— Start of DATA LINES —
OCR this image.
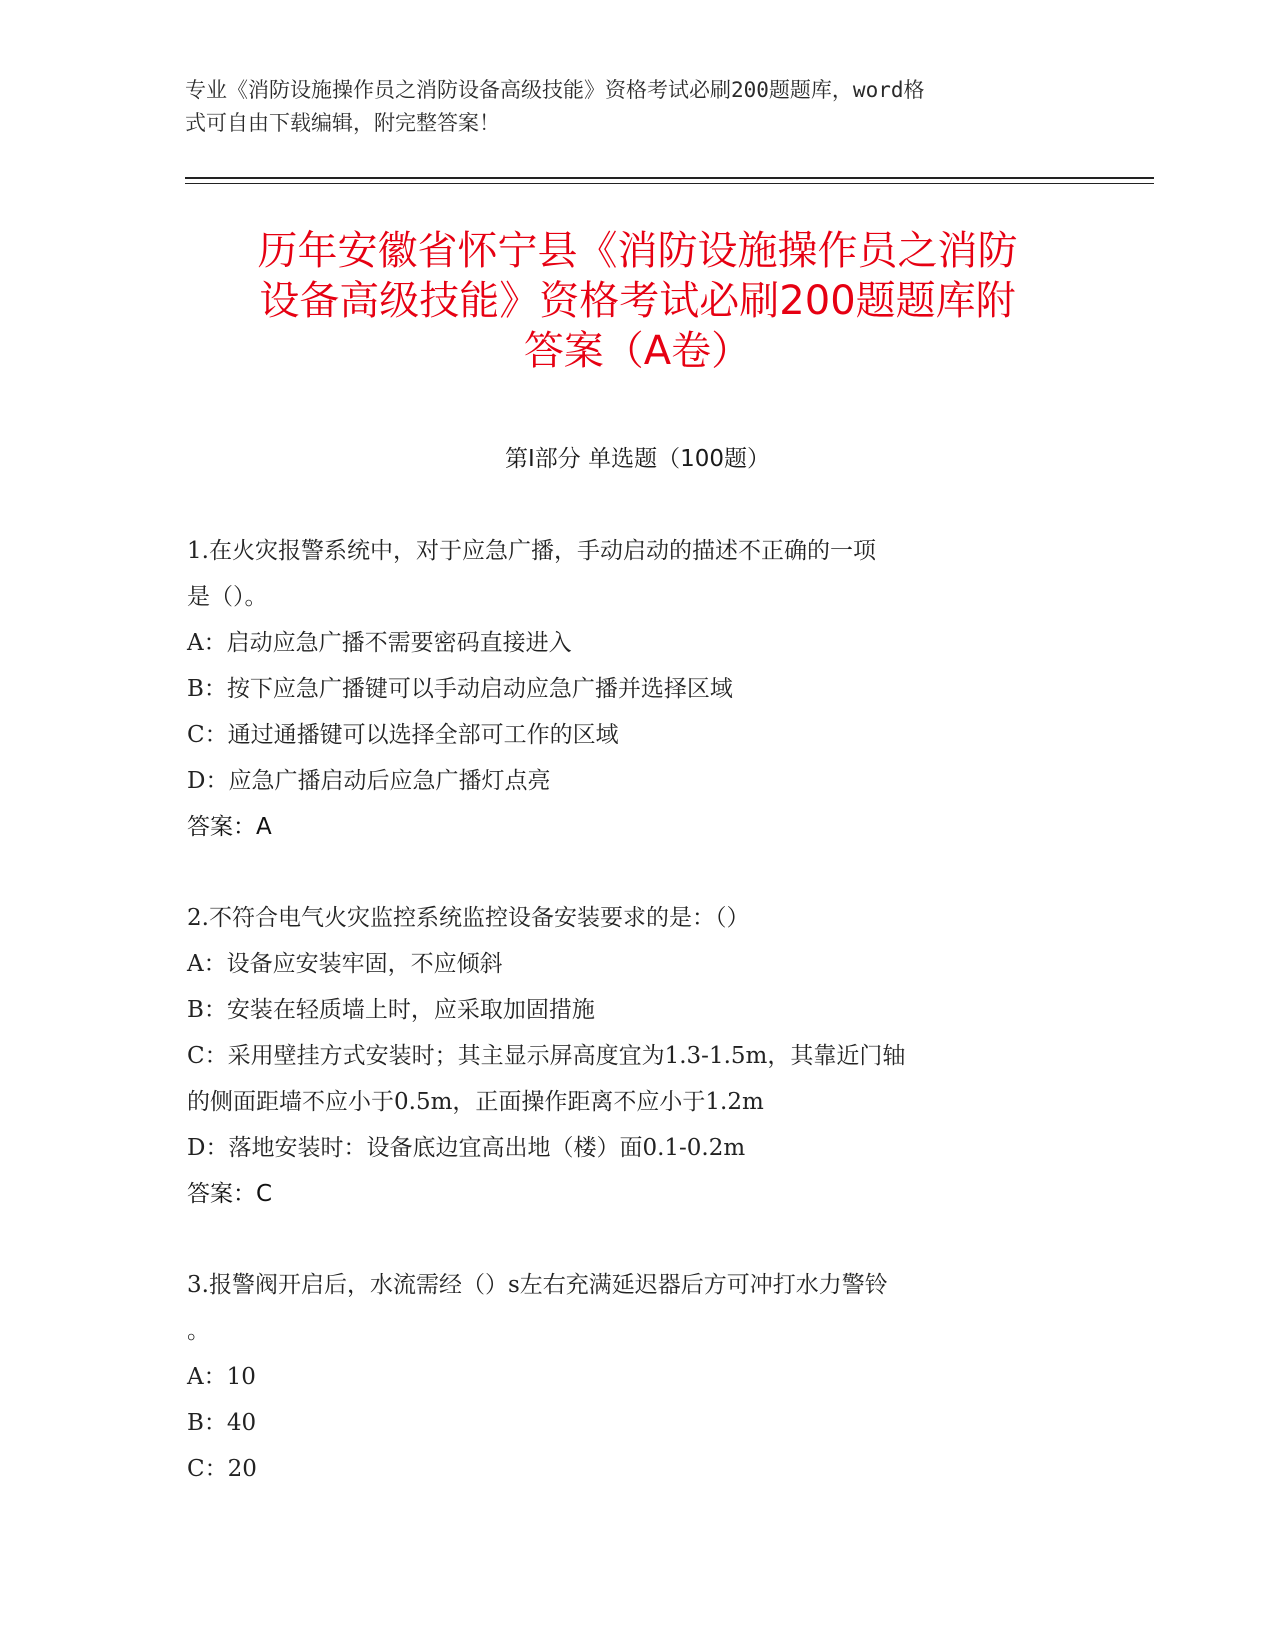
专业《消防设施操作员之消防设备高级技能》资格考试必刷200题题库，word格
式可自由下载编辑，附完整答案！
历年安徽省怀宁县《消防设施操作员之消防
设备高级技能》资格考试必刷200题题库附
答案（A卷）
第Ⅰ部分 单选题（100题）
1.在火灾报警系统中，对于应急广播，手动启动的描述不正确的一项
是（）。
A：启动应急广播不需要密码直接进入
B：按下应急广播键可以手动启动应急广播并选择区域
C：通过通播键可以选择全部可工作的区域
D：应急广播启动后应急广播灯点亮
答案：A
2.不符合电气火灾监控系统监控设备安装要求的是：（）
A：设备应安装牢固，不应倾斜
B：安装在轻质墙上时，应采取加固措施
C：采用壁挂方式安装时；其主显示屏高度宜为1.3-1.5m，其靠近门轴
的侧面距墙不应小于0.5m，正面操作距离不应小于1.2m
D：落地安装时：设备底边宜高出地（楼）面0.1-0.2m
答案：C
3.报警阀开启后，水流需经（）s左右充满延迟器后方可冲打水力警铃
。
A：10
B：40
C：20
— End of DATA LINES —
Reproduce the listing above exactly, excluding all pictures.

OCR this image.
专业《消防设施操作员之消防设备高级技能》资格考试必刷200题题库，word格
式可自由下载编辑，附完整答案！
历年安徽省怀宁县《消防设施操作员之消防
设备高级技能》资格考试必刷200题题库附
答案（A卷）
第Ⅰ部分 单选题（100题）
1.在火灾报警系统中，对于应急广播，手动启动的描述不正确的一项
是（）。
A：启动应急广播不需要密码直接进入
B：按下应急广播键可以手动启动应急广播并选择区域
C：通过通播键可以选择全部可工作的区域
D：应急广播启动后应急广播灯点亮
答案：A
2.不符合电气火灾监控系统监控设备安装要求的是：（）
A：设备应安装牢固，不应倾斜
B：安装在轻质墙上时，应采取加固措施
C：采用壁挂方式安装时；其主显示屏高度宜为1.3-1.5m，其靠近门轴
的侧面距墙不应小于0.5m，正面操作距离不应小于1.2m
D：落地安装时：设备底边宜高出地（楼）面0.1-0.2m
答案：C
3.报警阀开启后，水流需经（）s左右充满延迟器后方可冲打水力警铃
。
A：10
B：40
C：20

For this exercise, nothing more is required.